* start *

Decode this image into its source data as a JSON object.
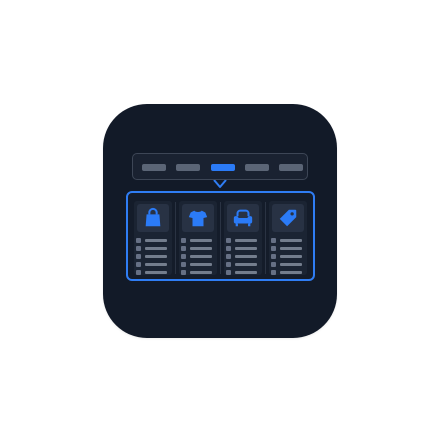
{
  "icon": {
    "theme": "dark",
    "background_color": "#121a28",
    "accent_color": "#2b7bf7",
    "neutral_color": "#5b6576"
  },
  "navigation": {
    "active_index": 2,
    "items": [
      {
        "state": "inactive"
      },
      {
        "state": "inactive"
      },
      {
        "state": "active"
      },
      {
        "state": "inactive"
      },
      {
        "state": "inactive"
      }
    ]
  },
  "megamenu": {
    "categories": [
      {
        "icon": "shopping-bag-icon"
      },
      {
        "icon": "t-shirt-icon"
      },
      {
        "icon": "armchair-icon"
      },
      {
        "icon": "price-tag-icon"
      }
    ],
    "items_per_category": 5
  }
}
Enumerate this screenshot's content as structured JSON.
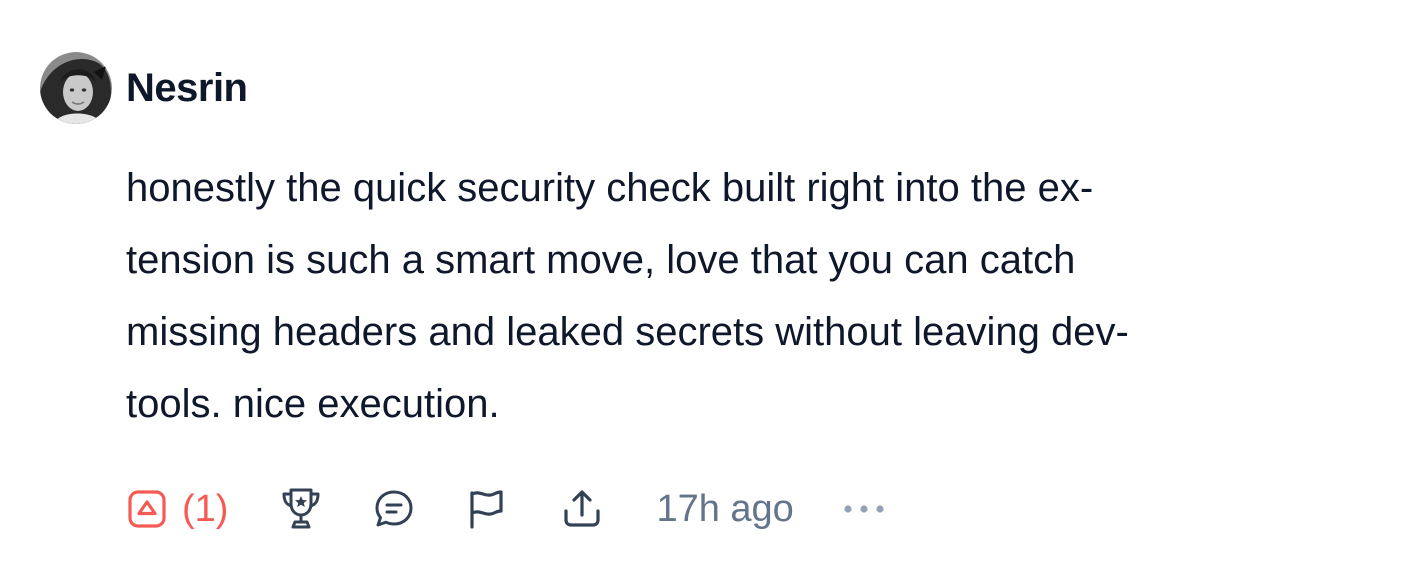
{
  "comment": {
    "author": "Nesrin",
    "body_lines": [
      "honestly the quick security check built right into the ex-",
      "tension is such a smart move, love that you can catch",
      "missing headers and leaked secrets without leaving dev-",
      "tools. nice execution."
    ],
    "upvote_count": "(1)",
    "timestamp": "17h ago"
  },
  "icons": {
    "upvote": "upvote-icon",
    "award": "trophy-icon",
    "reply": "reply-icon",
    "report": "flag-icon",
    "share": "share-icon",
    "more": "more-icon"
  },
  "colors": {
    "text": "#0f172a",
    "upvote_accent": "#f45b55",
    "muted": "#64748b",
    "icon": "#334155",
    "more_dots": "#94a3b8"
  }
}
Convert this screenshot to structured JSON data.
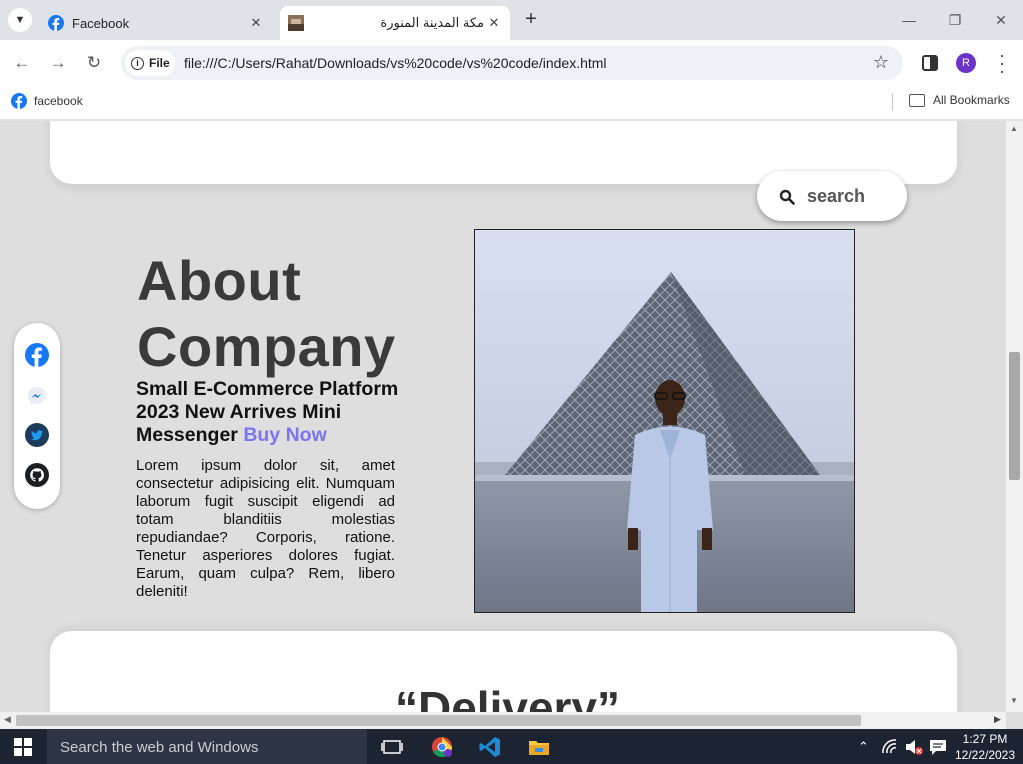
{
  "browser": {
    "tabs": [
      {
        "title": "Facebook",
        "active": false
      },
      {
        "title": "مكة المدينة المنورة",
        "active": true
      }
    ],
    "chip_label": "File",
    "url": "file:///C:/Users/Rahat/Downloads/vs%20code/vs%20code/index.html",
    "profile_initial": "R",
    "bookmarks": [
      {
        "label": "facebook"
      }
    ],
    "all_bookmarks_label": "All Bookmarks"
  },
  "page": {
    "search_label": "search",
    "about": {
      "title_line1": "About",
      "title_line2": "Company",
      "subtitle": "Small E-Commerce Platform 2023 New Arrives Mini Messenger",
      "buy_now": "Buy Now",
      "body": "Lorem ipsum dolor sit, amet consectetur adipisicing elit. Numquam laborum fugit suscipit eligendi ad totam blanditiis molestias repudiandae? Corporis, ratione. Tenetur asperiores dolores fugiat. Earum, quam culpa? Rem, libero deleniti!"
    },
    "social_icons": [
      "facebook-icon",
      "messenger-icon",
      "twitter-icon",
      "github-icon"
    ],
    "delivery_heading": "“Delivery”"
  },
  "taskbar": {
    "search_placeholder": "Search the web and Windows",
    "time": "1:27 PM",
    "date": "12/22/2023"
  },
  "colors": {
    "accent_buy": "#7b76f0",
    "facebook_blue": "#1877f2",
    "twitter_blue": "#1d9bf0",
    "profile_purple": "#6b33c7"
  }
}
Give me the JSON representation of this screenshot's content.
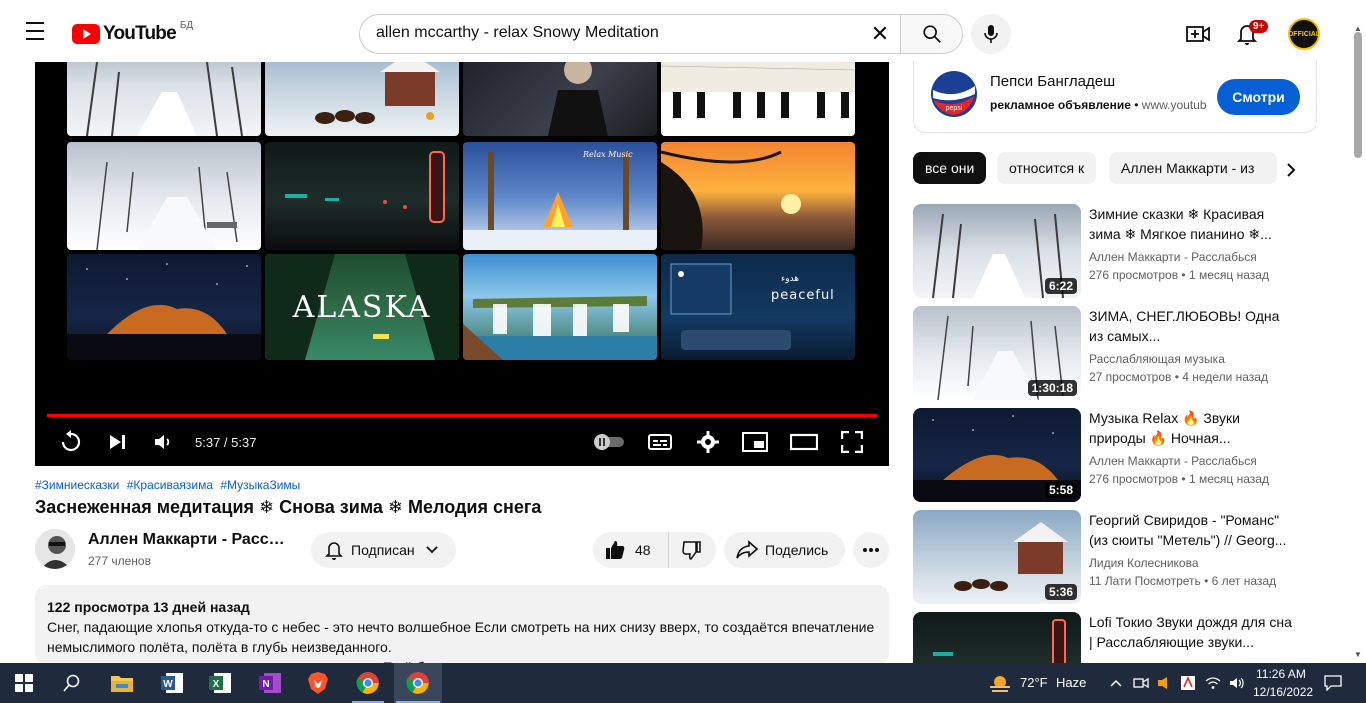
{
  "masthead": {
    "logo_text": "YouTube",
    "region": "БД",
    "search_value": "allen mccarthy - relax Snowy Meditation",
    "notification_count": "9+",
    "avatar_text": "OFFICIAL",
    "icons": [
      "menu-icon",
      "youtube-logo",
      "clear-icon",
      "search-icon",
      "mic-icon",
      "create-icon",
      "bell-icon"
    ]
  },
  "player": {
    "tiles": [
      {
        "label": ""
      },
      {
        "label": ""
      },
      {
        "label": ""
      },
      {
        "label": ""
      },
      {
        "label": ""
      },
      {
        "label": ""
      },
      {
        "label": "Relax Music"
      },
      {
        "label": ""
      },
      {
        "label": ""
      },
      {
        "label": "ALASKA"
      },
      {
        "label": ""
      },
      {
        "label": "peaceful"
      }
    ],
    "tile_caption_small": "هدوء",
    "time": "5:37 / 5:37",
    "progress": 1.0,
    "controls": [
      "replay-icon",
      "next-icon",
      "volume-icon",
      "autoplay-toggle",
      "subtitles-icon",
      "settings-icon",
      "miniplayer-icon",
      "theater-icon",
      "fullscreen-icon"
    ]
  },
  "video": {
    "hashtags": [
      "#Зимниесказки",
      "#Красиваязима",
      "#МузыкаЗимы"
    ],
    "title": "Заснеженная медитация ❄ Снова зима ❄ Мелодия снега",
    "channel_name": "Аллен Маккарти - Расслабься",
    "subscribers": "277 членов",
    "subscribe_label": "Подписан",
    "likes": "48",
    "share_label": "Поделись",
    "description_meta": "122 просмотра 13 дней назад",
    "description_text": "Снег, падающие хлопья откуда-то с небес - это нечто волшебное Если смотреть на них снизу вверх, то создаётся впечатление немыслимого полёта, полёта в глубь неизведанного.",
    "show_more": "Ещё больше"
  },
  "ad": {
    "title": "Пепси Бангладеш",
    "label": "рекламное объявление",
    "url": "www.youtube.com",
    "button": "Смотри"
  },
  "chips": [
    "все они",
    "относится к",
    "Аллен Маккарти - из"
  ],
  "recommendations": [
    {
      "title": "Зимние сказки ❄ Красивая зима ❄ Мягкое пианино ❄...",
      "channel": "Аллен Маккарти - Расслабься",
      "views": "276 просмотров",
      "age": "1 месяц назад",
      "duration": "6:22"
    },
    {
      "title": "ЗИМА, СНЕГ.ЛЮБОВЬ! Одна из самых...",
      "channel": "Расслабляющая музыка",
      "views": "27 просмотров",
      "age": "4 недели назад",
      "duration": "1:30:18"
    },
    {
      "title": "Музыка Relax 🔥 Звуки природы 🔥 Ночная...",
      "channel": "Аллен Маккарти - Расслабься",
      "views": "276 просмотров",
      "age": "1 месяц назад",
      "duration": "5:58"
    },
    {
      "title": "Георгий Свиридов - \"Романс\" (из сюиты \"Метель\") // Georg...",
      "channel": "Лидия Колесникова",
      "views": "11 Лати Посмотреть",
      "age": "6 лет назад",
      "duration": "5:36"
    },
    {
      "title": "Lofi Токио Звуки дождя для сна | Расслабляющие звуки...",
      "channel": "",
      "views": "",
      "age": "",
      "duration": ""
    }
  ],
  "taskbar": {
    "apps": [
      "start-icon",
      "search-icon",
      "file-explorer-icon",
      "word-icon",
      "excel-icon",
      "onenote-icon",
      "brave-icon",
      "chrome-icon",
      "chrome-active-icon"
    ],
    "temperature": "72°F",
    "condition": "Haze",
    "time": "11:26 AM",
    "date": "12/16/2022"
  }
}
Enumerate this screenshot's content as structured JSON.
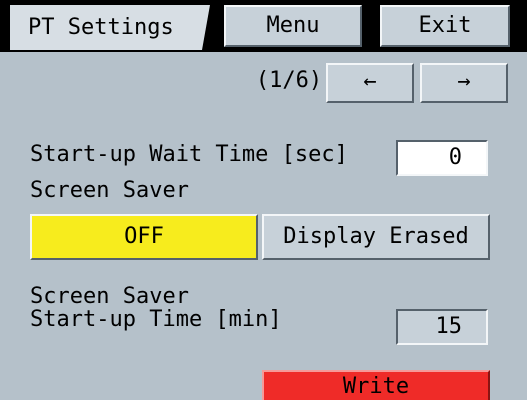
{
  "header": {
    "title": "PT Settings",
    "menu_label": "Menu",
    "exit_label": "Exit"
  },
  "pager": {
    "indicator": "(1/6)",
    "prev_label": "←",
    "next_label": "→"
  },
  "startup_wait": {
    "label": "Start-up Wait Time [sec]",
    "value": "0"
  },
  "screen_saver": {
    "label": "Screen Saver",
    "options": [
      "OFF",
      "Display Erased"
    ],
    "selected": "OFF",
    "selected_color": "#f7ec1d"
  },
  "screen_saver_time": {
    "label_line1": "Screen Saver",
    "label_line2": "Start-up Time [min]",
    "value": "15"
  },
  "write": {
    "label": "Write",
    "color": "#ef2b28"
  }
}
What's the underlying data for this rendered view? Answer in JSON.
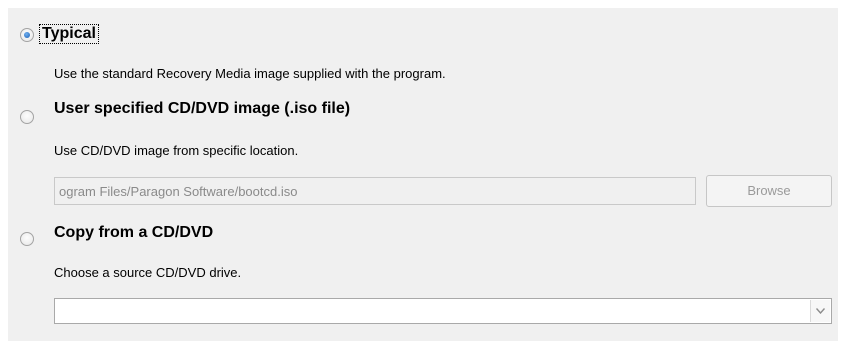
{
  "options": {
    "typical": {
      "label": "Typical",
      "description": "Use the standard Recovery Media image supplied with the program.",
      "selected": true
    },
    "user_image": {
      "label": "User specified CD/DVD image (.iso file)",
      "description": "Use CD/DVD image from specific location.",
      "selected": false,
      "path_value": "ogram Files/Paragon Software/bootcd.iso",
      "browse_label": "Browse"
    },
    "copy_cd": {
      "label": "Copy from a CD/DVD",
      "description": "Choose a source CD/DVD drive.",
      "selected": false,
      "drive_value": ""
    }
  },
  "colors": {
    "panel_bg": "#f0f0f0",
    "radio_selected": "#1c5fb4",
    "disabled_text": "#8a8a8a"
  },
  "icons": {
    "dropdown": "chevron-down-icon"
  }
}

* end *

THE TASK ▸
Find all lines where the word "duration" appears. Copy them.

RESPONSE TO THE EXERCISE ▸
      "duration": "6:22"
      "duration": "1:30:18"
      "duration": "5:58"
      "duration": "5:36"
      "duration": ""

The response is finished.